> **Goal**:
Find the word "name" in the records below. List each line containing it.

> **Entries supplied**:
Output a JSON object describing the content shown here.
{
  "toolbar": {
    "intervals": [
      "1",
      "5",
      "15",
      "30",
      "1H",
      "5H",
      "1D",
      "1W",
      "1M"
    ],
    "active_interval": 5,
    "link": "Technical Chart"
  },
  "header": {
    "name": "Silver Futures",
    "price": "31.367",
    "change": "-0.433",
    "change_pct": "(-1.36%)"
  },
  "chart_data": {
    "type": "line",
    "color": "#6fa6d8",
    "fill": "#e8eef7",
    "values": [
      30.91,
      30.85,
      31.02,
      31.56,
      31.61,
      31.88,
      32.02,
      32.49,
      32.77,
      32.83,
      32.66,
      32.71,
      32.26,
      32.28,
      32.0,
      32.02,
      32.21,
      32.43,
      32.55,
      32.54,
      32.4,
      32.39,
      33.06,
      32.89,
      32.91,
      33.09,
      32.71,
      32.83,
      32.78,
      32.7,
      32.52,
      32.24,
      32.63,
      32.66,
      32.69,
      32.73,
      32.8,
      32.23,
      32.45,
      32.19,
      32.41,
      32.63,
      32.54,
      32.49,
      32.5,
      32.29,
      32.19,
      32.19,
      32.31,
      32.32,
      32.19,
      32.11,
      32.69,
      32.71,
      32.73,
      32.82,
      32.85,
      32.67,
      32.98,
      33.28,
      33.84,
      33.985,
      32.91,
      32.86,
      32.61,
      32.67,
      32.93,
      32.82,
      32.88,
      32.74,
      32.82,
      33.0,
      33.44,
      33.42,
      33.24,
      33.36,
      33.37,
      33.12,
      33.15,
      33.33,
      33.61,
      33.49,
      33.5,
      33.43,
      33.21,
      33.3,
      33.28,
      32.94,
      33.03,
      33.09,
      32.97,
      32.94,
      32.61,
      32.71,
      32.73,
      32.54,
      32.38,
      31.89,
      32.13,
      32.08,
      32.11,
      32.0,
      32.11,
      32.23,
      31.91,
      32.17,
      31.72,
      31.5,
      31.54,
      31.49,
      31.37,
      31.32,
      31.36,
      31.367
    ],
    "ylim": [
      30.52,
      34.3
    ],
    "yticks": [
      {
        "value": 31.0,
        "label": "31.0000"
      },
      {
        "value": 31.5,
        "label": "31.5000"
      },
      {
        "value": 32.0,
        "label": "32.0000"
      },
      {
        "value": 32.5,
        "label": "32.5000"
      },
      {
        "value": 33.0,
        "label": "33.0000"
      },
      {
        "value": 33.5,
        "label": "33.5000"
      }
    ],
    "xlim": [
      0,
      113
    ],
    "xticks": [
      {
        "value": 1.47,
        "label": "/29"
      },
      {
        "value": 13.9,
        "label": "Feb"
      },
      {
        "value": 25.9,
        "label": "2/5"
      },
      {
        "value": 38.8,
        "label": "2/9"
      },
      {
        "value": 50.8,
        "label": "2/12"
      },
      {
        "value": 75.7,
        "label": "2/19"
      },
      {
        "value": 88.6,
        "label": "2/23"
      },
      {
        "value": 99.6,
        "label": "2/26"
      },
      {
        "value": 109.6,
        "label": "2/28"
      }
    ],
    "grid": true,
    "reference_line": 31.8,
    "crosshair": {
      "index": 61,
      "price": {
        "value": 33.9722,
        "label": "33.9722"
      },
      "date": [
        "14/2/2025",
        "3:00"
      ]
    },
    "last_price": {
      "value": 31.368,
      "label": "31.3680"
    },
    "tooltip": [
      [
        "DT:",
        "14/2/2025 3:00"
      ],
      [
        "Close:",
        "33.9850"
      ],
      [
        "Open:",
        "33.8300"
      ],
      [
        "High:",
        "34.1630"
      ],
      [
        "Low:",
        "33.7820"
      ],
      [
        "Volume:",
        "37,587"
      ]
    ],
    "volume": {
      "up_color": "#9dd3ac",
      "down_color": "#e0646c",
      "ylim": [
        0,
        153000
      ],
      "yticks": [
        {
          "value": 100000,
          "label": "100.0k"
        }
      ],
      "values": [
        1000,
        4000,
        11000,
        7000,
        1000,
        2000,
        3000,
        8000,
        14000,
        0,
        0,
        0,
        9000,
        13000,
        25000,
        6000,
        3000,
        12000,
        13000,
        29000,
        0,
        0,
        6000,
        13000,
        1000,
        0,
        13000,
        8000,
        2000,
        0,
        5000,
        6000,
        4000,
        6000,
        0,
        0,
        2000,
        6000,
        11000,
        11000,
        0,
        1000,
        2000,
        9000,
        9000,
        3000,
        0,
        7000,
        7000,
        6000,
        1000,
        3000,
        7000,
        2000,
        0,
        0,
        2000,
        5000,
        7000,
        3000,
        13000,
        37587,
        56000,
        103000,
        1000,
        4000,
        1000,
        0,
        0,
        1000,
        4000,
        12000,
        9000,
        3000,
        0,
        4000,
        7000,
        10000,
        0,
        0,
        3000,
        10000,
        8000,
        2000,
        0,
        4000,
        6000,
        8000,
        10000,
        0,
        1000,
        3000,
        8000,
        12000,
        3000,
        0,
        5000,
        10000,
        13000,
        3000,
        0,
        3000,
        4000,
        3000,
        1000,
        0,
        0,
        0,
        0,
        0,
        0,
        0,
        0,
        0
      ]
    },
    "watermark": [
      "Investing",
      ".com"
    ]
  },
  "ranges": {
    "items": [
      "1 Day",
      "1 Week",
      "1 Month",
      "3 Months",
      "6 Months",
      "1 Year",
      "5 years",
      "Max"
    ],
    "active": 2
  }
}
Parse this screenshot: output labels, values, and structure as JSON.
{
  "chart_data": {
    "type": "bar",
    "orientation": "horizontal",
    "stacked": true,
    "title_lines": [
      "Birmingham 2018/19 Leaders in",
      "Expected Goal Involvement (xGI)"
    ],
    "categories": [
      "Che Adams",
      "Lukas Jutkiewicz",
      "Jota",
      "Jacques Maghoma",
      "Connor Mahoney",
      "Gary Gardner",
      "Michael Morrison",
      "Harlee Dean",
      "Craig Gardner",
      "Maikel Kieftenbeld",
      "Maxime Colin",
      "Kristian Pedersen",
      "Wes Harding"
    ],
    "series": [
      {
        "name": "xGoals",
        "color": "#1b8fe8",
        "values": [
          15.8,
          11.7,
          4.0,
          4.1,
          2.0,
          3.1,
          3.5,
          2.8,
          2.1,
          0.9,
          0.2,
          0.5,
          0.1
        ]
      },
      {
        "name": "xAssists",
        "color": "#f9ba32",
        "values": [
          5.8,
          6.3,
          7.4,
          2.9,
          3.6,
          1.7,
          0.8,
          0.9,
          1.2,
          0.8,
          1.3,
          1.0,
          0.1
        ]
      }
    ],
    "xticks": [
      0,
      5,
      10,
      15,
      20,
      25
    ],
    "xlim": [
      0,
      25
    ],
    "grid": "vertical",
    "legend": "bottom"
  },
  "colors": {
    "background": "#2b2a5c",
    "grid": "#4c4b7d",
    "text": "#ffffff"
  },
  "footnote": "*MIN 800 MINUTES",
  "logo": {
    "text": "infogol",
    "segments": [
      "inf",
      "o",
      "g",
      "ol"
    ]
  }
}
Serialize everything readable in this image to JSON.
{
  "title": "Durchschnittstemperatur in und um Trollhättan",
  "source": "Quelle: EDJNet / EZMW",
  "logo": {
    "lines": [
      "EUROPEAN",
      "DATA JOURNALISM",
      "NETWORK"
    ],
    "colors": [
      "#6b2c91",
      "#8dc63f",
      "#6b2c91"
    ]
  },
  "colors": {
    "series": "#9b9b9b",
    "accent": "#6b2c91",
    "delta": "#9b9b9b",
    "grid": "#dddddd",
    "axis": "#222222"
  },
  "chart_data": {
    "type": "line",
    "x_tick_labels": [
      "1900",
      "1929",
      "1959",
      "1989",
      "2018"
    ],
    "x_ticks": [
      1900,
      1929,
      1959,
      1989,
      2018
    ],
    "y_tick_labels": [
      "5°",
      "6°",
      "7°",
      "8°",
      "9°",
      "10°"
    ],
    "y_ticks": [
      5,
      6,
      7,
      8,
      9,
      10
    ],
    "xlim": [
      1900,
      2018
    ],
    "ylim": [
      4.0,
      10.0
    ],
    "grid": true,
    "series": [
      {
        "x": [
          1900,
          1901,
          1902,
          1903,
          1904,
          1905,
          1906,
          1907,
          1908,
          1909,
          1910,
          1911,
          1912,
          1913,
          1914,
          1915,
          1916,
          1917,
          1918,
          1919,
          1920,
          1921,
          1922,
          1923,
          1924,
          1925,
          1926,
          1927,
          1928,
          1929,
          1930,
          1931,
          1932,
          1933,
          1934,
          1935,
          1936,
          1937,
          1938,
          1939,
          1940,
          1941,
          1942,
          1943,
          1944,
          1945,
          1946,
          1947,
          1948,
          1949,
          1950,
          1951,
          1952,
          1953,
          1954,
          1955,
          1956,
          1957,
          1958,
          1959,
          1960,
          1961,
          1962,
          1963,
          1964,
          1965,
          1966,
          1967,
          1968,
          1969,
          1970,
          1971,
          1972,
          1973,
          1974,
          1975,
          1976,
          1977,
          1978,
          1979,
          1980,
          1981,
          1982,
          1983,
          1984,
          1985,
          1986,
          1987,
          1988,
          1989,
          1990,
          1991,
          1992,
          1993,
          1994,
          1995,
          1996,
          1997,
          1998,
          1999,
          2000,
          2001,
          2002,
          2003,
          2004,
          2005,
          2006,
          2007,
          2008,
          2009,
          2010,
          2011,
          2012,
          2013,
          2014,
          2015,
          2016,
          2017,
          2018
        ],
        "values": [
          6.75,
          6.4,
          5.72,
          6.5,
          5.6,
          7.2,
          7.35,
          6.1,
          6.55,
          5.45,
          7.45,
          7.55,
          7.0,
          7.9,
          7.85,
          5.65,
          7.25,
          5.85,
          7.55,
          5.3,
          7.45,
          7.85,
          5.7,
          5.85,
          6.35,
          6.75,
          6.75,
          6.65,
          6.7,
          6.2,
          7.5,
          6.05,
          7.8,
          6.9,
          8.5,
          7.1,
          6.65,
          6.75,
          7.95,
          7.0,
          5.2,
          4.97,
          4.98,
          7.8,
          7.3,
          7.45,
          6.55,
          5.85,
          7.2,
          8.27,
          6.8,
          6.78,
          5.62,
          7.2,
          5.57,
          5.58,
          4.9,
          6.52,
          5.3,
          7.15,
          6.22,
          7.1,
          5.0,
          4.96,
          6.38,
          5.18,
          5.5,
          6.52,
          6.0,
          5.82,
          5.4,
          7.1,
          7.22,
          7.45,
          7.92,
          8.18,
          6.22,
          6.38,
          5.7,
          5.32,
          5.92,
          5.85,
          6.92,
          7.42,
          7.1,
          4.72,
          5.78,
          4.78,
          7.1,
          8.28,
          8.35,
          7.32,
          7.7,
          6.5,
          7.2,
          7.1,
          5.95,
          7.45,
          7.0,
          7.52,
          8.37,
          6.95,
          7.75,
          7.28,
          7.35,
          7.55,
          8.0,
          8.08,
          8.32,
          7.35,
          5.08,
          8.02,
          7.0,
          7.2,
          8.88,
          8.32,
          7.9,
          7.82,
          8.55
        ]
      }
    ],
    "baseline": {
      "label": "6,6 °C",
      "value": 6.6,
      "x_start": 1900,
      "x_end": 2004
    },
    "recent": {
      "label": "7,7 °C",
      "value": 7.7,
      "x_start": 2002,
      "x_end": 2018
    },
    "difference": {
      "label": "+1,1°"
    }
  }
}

> **Final result**:
    "name": "Silver Futures",
        "name": "xGoals",
        "name": "xAssists",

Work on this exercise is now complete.